- **Aim of the exercise**:
Pull out all lines from the listing below in which the word "结尾的动词" appears.

- - -

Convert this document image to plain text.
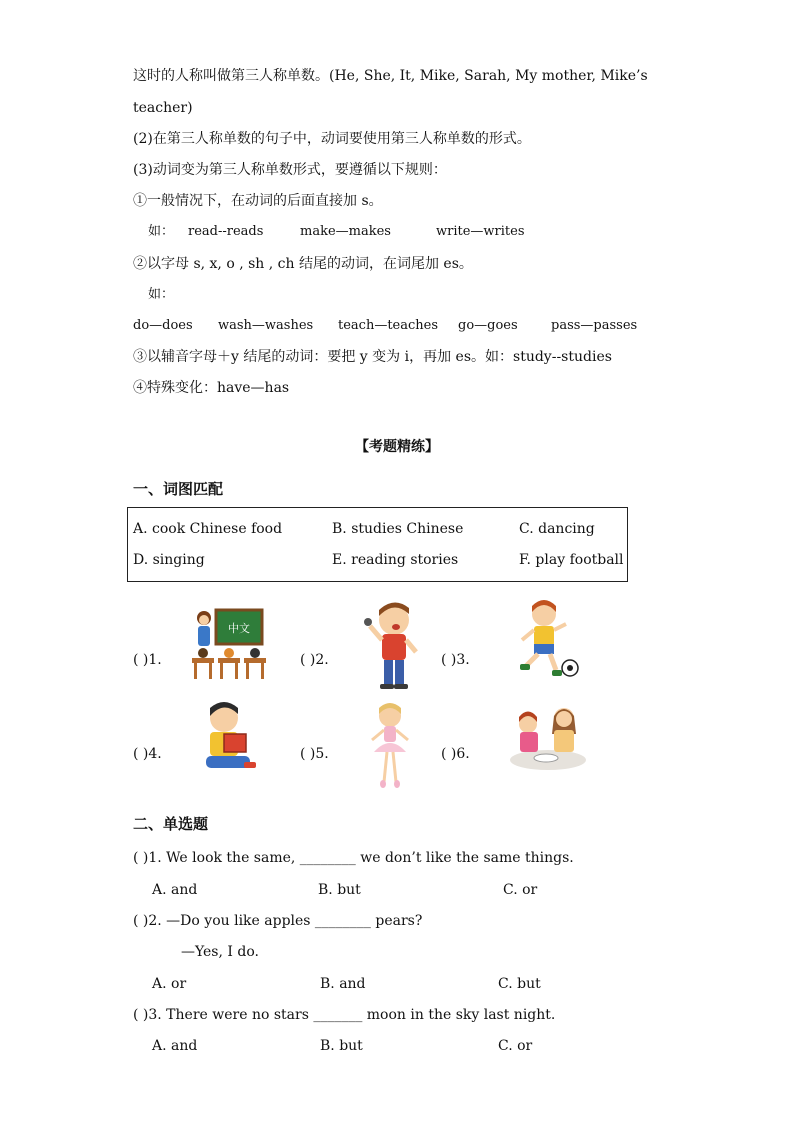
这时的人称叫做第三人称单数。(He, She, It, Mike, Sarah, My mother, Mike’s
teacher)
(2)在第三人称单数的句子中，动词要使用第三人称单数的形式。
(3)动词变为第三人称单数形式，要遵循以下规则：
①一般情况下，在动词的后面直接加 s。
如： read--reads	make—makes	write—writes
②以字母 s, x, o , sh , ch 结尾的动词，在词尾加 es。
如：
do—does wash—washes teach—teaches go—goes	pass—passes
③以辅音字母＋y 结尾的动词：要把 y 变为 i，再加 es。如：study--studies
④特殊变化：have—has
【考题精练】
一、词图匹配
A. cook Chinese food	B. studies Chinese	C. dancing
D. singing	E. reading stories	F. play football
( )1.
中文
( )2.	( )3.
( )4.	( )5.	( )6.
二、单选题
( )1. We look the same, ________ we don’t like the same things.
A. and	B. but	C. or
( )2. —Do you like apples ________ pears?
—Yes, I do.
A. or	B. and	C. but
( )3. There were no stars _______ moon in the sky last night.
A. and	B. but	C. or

- - -

- **Finished answer**:
②以字母 s, x, o , sh , ch 结尾的动词，在词尾加 es。
③以辅音字母＋y 结尾的动词：要把 y 变为 i，再加 es。如：study--studies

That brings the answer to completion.